▶ **Stated task**: Reproduce the lines between the one holding "- module-title: Module" and the one holding "- status-left: HD 5G 2 M/s: [48, 26, 195, 54]", inclusive, substituting "rating-star-icon" for every occurrence of "star-icon" and leaving everything else unchanged.

▶ **Records for this exercise**:
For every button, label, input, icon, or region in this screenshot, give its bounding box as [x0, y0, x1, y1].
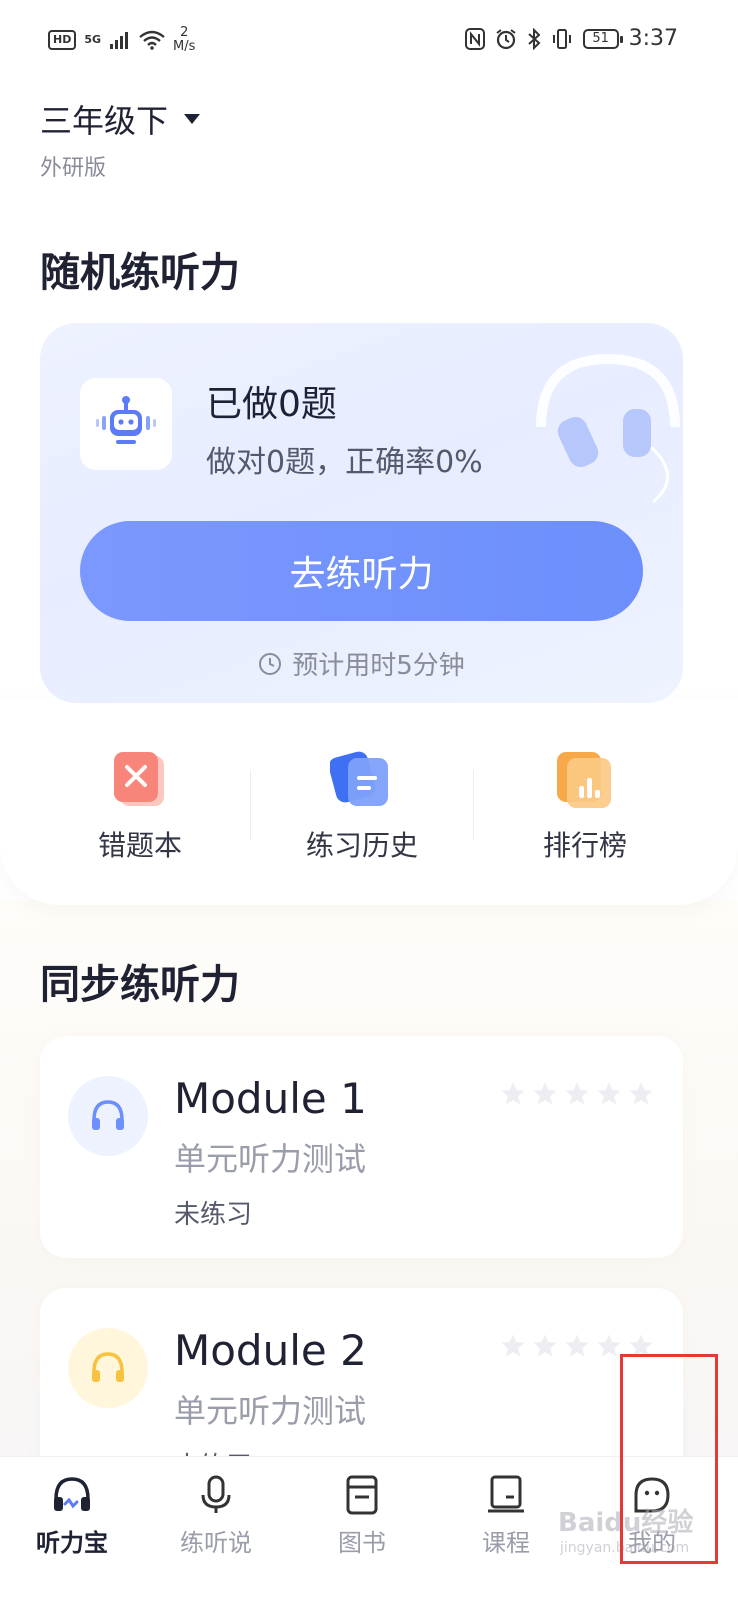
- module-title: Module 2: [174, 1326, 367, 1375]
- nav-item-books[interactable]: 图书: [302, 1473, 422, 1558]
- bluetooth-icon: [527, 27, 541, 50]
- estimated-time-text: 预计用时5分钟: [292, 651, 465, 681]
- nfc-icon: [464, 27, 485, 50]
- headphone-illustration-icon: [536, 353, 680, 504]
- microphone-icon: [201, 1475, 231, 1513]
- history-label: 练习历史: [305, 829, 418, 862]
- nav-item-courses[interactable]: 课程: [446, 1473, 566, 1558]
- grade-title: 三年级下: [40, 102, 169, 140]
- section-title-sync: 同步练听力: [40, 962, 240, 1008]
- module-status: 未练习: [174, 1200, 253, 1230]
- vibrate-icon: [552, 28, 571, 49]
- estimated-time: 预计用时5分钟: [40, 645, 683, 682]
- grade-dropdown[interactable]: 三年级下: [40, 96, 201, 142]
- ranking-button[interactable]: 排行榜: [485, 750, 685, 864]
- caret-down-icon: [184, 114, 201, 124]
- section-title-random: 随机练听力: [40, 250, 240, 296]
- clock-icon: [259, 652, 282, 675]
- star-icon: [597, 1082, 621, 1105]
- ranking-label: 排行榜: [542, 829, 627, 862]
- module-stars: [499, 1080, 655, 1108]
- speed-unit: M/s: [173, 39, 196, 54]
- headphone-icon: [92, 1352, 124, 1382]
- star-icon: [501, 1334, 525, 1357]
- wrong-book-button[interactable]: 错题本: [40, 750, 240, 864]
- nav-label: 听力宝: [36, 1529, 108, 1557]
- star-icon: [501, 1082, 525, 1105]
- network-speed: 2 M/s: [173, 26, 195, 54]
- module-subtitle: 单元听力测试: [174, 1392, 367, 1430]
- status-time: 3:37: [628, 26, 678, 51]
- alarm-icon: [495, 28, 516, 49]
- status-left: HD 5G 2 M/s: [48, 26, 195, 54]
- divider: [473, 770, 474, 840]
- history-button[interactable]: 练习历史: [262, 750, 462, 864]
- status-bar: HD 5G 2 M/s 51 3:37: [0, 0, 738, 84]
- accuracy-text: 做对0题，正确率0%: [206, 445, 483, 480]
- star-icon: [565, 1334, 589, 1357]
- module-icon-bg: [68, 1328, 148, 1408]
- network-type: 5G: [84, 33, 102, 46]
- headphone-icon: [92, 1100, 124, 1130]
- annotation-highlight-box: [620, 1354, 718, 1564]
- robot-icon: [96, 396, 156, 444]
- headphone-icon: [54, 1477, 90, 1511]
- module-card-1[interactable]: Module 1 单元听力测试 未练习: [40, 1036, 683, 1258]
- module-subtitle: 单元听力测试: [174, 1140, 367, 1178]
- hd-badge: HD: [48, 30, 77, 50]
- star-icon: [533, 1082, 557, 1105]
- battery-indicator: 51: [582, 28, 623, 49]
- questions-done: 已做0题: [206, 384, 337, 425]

▶ **Final answer**:
- module-title: Module 2: [174, 1326, 367, 1375]
- nav-item-books[interactable]: 图书: [302, 1473, 422, 1558]
- bluetooth-icon: [527, 27, 541, 50]
- estimated-time-text: 预计用时5分钟: [292, 651, 465, 681]
- nfc-icon: [464, 27, 485, 50]
- headphone-illustration-icon: [536, 353, 680, 504]
- microphone-icon: [201, 1475, 231, 1513]
- history-label: 练习历史: [305, 829, 418, 862]
- nav-item-courses[interactable]: 课程: [446, 1473, 566, 1558]
- grade-title: 三年级下: [40, 102, 169, 140]
- section-title-sync: 同步练听力: [40, 962, 240, 1008]
- module-status: 未练习: [174, 1200, 253, 1230]
- vibrate-icon: [552, 28, 571, 49]
- estimated-time: 预计用时5分钟: [40, 645, 683, 682]
- grade-dropdown[interactable]: 三年级下: [40, 96, 201, 142]
- ranking-button[interactable]: 排行榜: [485, 750, 685, 864]
- caret-down-icon: [184, 114, 201, 124]
- section-title-random: 随机练听力: [40, 250, 240, 296]
- clock-icon: [259, 652, 282, 675]
- rating-star-icon: [597, 1082, 621, 1105]
- ranking-label: 排行榜: [542, 829, 627, 862]
- module-stars: [499, 1080, 655, 1108]
- speed-unit: M/s: [173, 39, 196, 54]
- headphone-icon: [92, 1352, 124, 1382]
- rating-star-icon: [501, 1334, 525, 1357]
- wrong-book-button[interactable]: 错题本: [40, 750, 240, 864]
- nav-label: 听力宝: [36, 1529, 108, 1557]
- rating-star-icon: [501, 1082, 525, 1105]
- network-speed: 2 M/s: [173, 26, 195, 54]
- module-subtitle: 单元听力测试: [174, 1392, 367, 1430]
- status-time: 3:37: [628, 26, 678, 51]
- alarm-icon: [495, 28, 516, 49]
- status-left: HD 5G 2 M/s: [48, 26, 195, 54]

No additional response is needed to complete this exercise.